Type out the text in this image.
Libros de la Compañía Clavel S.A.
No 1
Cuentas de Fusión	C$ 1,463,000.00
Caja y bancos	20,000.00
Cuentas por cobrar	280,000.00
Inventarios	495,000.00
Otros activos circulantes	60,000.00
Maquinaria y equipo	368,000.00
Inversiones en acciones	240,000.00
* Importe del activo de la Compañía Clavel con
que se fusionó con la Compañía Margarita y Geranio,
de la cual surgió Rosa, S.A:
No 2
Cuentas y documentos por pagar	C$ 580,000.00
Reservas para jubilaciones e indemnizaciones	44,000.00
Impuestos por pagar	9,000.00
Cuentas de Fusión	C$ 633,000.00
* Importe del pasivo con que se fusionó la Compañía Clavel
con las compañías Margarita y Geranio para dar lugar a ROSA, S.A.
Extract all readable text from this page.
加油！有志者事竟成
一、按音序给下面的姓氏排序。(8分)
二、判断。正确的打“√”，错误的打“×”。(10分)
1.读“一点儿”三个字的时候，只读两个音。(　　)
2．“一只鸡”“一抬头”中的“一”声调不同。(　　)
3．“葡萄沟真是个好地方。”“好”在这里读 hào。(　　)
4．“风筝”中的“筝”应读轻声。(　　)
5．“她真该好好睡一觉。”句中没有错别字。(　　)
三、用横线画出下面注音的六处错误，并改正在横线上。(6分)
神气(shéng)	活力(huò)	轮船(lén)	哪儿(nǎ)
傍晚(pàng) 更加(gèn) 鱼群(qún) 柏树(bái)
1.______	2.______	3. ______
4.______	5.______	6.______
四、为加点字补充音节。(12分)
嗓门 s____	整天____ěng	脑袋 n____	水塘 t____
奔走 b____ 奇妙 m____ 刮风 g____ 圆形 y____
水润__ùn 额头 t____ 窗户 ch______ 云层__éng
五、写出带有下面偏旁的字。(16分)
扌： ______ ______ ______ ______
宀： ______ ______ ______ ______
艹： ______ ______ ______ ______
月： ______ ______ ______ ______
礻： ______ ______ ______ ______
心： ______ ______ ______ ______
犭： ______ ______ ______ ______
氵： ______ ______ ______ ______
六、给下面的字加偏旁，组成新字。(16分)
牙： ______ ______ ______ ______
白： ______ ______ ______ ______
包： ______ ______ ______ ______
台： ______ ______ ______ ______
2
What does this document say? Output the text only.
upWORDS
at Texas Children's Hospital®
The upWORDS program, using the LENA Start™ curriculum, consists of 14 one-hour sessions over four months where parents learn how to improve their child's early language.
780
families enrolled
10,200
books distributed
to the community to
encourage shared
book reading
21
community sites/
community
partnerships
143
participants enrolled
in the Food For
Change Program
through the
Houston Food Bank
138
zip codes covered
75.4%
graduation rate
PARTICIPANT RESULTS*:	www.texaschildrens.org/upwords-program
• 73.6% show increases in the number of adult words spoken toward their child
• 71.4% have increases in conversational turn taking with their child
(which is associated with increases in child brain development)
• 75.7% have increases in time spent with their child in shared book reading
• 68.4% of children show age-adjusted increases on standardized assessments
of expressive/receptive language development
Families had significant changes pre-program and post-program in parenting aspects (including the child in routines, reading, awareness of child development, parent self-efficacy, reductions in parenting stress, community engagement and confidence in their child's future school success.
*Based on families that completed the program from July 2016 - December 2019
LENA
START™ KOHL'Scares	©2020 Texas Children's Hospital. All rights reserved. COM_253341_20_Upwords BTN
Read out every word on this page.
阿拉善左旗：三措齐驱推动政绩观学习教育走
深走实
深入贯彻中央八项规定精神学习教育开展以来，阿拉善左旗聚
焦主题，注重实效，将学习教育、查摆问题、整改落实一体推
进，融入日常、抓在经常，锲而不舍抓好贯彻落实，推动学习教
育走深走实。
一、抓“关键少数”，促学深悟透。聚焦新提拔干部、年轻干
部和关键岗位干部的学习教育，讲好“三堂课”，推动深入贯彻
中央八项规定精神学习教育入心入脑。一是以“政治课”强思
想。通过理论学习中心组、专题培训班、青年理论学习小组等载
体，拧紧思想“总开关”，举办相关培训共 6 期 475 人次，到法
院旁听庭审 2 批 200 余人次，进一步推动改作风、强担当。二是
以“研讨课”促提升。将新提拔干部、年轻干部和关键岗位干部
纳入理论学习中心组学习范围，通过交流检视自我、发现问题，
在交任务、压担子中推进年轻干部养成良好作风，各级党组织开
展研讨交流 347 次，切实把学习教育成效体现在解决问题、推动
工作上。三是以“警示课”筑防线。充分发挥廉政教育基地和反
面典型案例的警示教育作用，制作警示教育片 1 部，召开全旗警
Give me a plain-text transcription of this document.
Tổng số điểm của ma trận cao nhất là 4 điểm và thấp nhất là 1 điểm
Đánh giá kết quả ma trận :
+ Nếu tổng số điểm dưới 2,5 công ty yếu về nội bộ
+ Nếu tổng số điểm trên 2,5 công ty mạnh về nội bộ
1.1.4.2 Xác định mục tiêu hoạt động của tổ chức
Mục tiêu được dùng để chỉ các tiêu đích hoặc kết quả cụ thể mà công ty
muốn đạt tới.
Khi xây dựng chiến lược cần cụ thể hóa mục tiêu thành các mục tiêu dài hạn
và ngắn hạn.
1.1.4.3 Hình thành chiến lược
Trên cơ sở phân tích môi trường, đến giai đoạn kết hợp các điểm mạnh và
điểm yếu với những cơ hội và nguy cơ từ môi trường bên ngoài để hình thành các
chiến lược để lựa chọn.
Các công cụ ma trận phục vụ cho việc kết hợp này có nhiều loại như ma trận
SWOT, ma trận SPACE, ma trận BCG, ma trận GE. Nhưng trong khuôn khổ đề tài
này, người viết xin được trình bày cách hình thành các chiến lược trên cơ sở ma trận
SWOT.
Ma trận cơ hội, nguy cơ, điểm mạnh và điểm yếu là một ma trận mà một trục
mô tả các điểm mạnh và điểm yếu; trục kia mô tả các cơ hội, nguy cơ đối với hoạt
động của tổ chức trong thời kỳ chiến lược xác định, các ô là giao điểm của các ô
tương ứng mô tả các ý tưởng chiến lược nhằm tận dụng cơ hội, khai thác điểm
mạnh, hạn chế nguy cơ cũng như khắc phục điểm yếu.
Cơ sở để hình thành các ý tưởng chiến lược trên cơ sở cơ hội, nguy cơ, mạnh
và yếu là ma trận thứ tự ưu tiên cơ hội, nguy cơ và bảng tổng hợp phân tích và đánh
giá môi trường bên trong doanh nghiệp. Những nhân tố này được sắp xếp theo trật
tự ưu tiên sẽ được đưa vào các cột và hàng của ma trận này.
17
_ _ _ _ _
Recopy all the lines exactly as they appear.

» Correct output
Type out the text in this image.
Libros de la Compañía Clavel S.A.
No 1
Cuentas de Fusión	C$ 1,463,000.00
Caja y bancos	20,000.00
Cuentas por cobrar	280,000.00
Inventarios	495,000.00
Otros activos circulantes	60,000.00
Maquinaria y equipo	368,000.00
Inversiones en acciones	240,000.00
* Importe del activo de la Compañía Clavel con
que se fusionó con la Compañía Margarita y Geranio,
de la cual surgió Rosa, S.A:
No 2
Cuentas y documentos por pagar	C$ 580,000.00
Reservas para jubilaciones e indemnizaciones	44,000.00
Impuestos por pagar	9,000.00
Cuentas de Fusión	C$ 633,000.00
* Importe del pasivo con que se fusionó la Compañía Clavel
con las compañías Margarita y Geranio para dar lugar a ROSA, S.A.
Extract all readable text from this page.
加油！有志者事竟成
一、按音序给下面的姓氏排序。(8分)
二、判断。正确的打“√”，错误的打“×”。(10分)
1.读“一点儿”三个字的时候，只读两个音。(　　)
2．“一只鸡”“一抬头”中的“一”声调不同。(　　)
3．“葡萄沟真是个好地方。”“好”在这里读 hào。(　　)
4．“风筝”中的“筝”应读轻声。(　　)
5．“她真该好好睡一觉。”句中没有错别字。(　　)
三、用横线画出下面注音的六处错误，并改正在横线上。(6分)
神气(shéng)	活力(huò)	轮船(lén)	哪儿(nǎ)
傍晚(pàng) 更加(gèn) 鱼群(qún) 柏树(bái)
1.______	2.______	3. ______
4.______	5.______	6.______
四、为加点字补充音节。(12分)
嗓门 s____	整天____ěng	脑袋 n____	水塘 t____
奔走 b____ 奇妙 m____ 刮风 g____ 圆形 y____
水润__ùn 额头 t____ 窗户 ch______ 云层__éng
五、写出带有下面偏旁的字。(16分)
扌： ______ ______ ______ ______
宀： ______ ______ ______ ______
艹： ______ ______ ______ ______
月： ______ ______ ______ ______
礻： ______ ______ ______ ______
心： ______ ______ ______ ______
犭： ______ ______ ______ ______
氵： ______ ______ ______ ______
六、给下面的字加偏旁，组成新字。(16分)
牙： ______ ______ ______ ______
白： ______ ______ ______ ______
包： ______ ______ ______ ______
台： ______ ______ ______ ______
2
What does this document say? Output the text only.
upWORDS
at Texas Children's Hospital®
The upWORDS program, using the LENA Start™ curriculum, consists of 14 one-hour sessions over four months where parents learn how to improve their child's early language.
780
families enrolled
10,200
books distributed
to the community to
encourage shared
book reading
21
community sites/
community
partnerships
143
participants enrolled
in the Food For
Change Program
through the
Houston Food Bank
138
zip codes covered
75.4%
graduation rate
PARTICIPANT RESULTS*:	www.texaschildrens.org/upwords-program
• 73.6% show increases in the number of adult words spoken toward their child
• 71.4% have increases in conversational turn taking with their child
(which is associated with increases in child brain development)
• 75.7% have increases in time spent with their child in shared book reading
• 68.4% of children show age-adjusted increases on standardized assessments
of expressive/receptive language development
Families had significant changes pre-program and post-program in parenting aspects (including the child in routines, reading, awareness of child development, parent self-efficacy, reductions in parenting stress, community engagement and confidence in their child's future school success.
*Based on families that completed the program from July 2016 - December 2019
LENA
START™ KOHL'Scares	©2020 Texas Children's Hospital. All rights reserved. COM_253341_20_Upwords BTN
Read out every word on this page.
阿拉善左旗：三措齐驱推动政绩观学习教育走
深走实
深入贯彻中央八项规定精神学习教育开展以来，阿拉善左旗聚
焦主题，注重实效，将学习教育、查摆问题、整改落实一体推
进，融入日常、抓在经常，锲而不舍抓好贯彻落实，推动学习教
育走深走实。
一、抓“关键少数”，促学深悟透。聚焦新提拔干部、年轻干
部和关键岗位干部的学习教育，讲好“三堂课”，推动深入贯彻
中央八项规定精神学习教育入心入脑。一是以“政治课”强思
想。通过理论学习中心组、专题培训班、青年理论学习小组等载
体，拧紧思想“总开关”，举办相关培训共 6 期 475 人次，到法
院旁听庭审 2 批 200 余人次，进一步推动改作风、强担当。二是
以“研讨课”促提升。将新提拔干部、年轻干部和关键岗位干部
纳入理论学习中心组学习范围，通过交流检视自我、发现问题，
在交任务、压担子中推进年轻干部养成良好作风，各级党组织开
展研讨交流 347 次，切实把学习教育成效体现在解决问题、推动
工作上。三是以“警示课”筑防线。充分发挥廉政教育基地和反
面典型案例的警示教育作用，制作警示教育片 1 部，召开全旗警
Give me a plain-text transcription of this document.
Tổng số điểm của ma trận cao nhất là 4 điểm và thấp nhất là 1 điểm
Đánh giá kết quả ma trận :
+ Nếu tổng số điểm dưới 2,5 công ty yếu về nội bộ
+ Nếu tổng số điểm trên 2,5 công ty mạnh về nội bộ
1.1.4.2 Xác định mục tiêu hoạt động của tổ chức
Mục tiêu được dùng để chỉ các tiêu đích hoặc kết quả cụ thể mà công ty
muốn đạt tới.
Khi xây dựng chiến lược cần cụ thể hóa mục tiêu thành các mục tiêu dài hạn
và ngắn hạn.
1.1.4.3 Hình thành chiến lược
Trên cơ sở phân tích môi trường, đến giai đoạn kết hợp các điểm mạnh và
điểm yếu với những cơ hội và nguy cơ từ môi trường bên ngoài để hình thành các
chiến lược để lựa chọn.
Các công cụ ma trận phục vụ cho việc kết hợp này có nhiều loại như ma trận
SWOT, ma trận SPACE, ma trận BCG, ma trận GE. Nhưng trong khuôn khổ đề tài
này, người viết xin được trình bày cách hình thành các chiến lược trên cơ sở ma trận
SWOT.
Ma trận cơ hội, nguy cơ, điểm mạnh và điểm yếu là một ma trận mà một trục
mô tả các điểm mạnh và điểm yếu; trục kia mô tả các cơ hội, nguy cơ đối với hoạt
động của tổ chức trong thời kỳ chiến lược xác định, các ô là giao điểm của các ô
tương ứng mô tả các ý tưởng chiến lược nhằm tận dụng cơ hội, khai thác điểm
mạnh, hạn chế nguy cơ cũng như khắc phục điểm yếu.
Cơ sở để hình thành các ý tưởng chiến lược trên cơ sở cơ hội, nguy cơ, mạnh
và yếu là ma trận thứ tự ưu tiên cơ hội, nguy cơ và bảng tổng hợp phân tích và đánh
giá môi trường bên trong doanh nghiệp. Những nhân tố này được sắp xếp theo trật
tự ưu tiên sẽ được đưa vào các cột và hàng của ma trận này.
17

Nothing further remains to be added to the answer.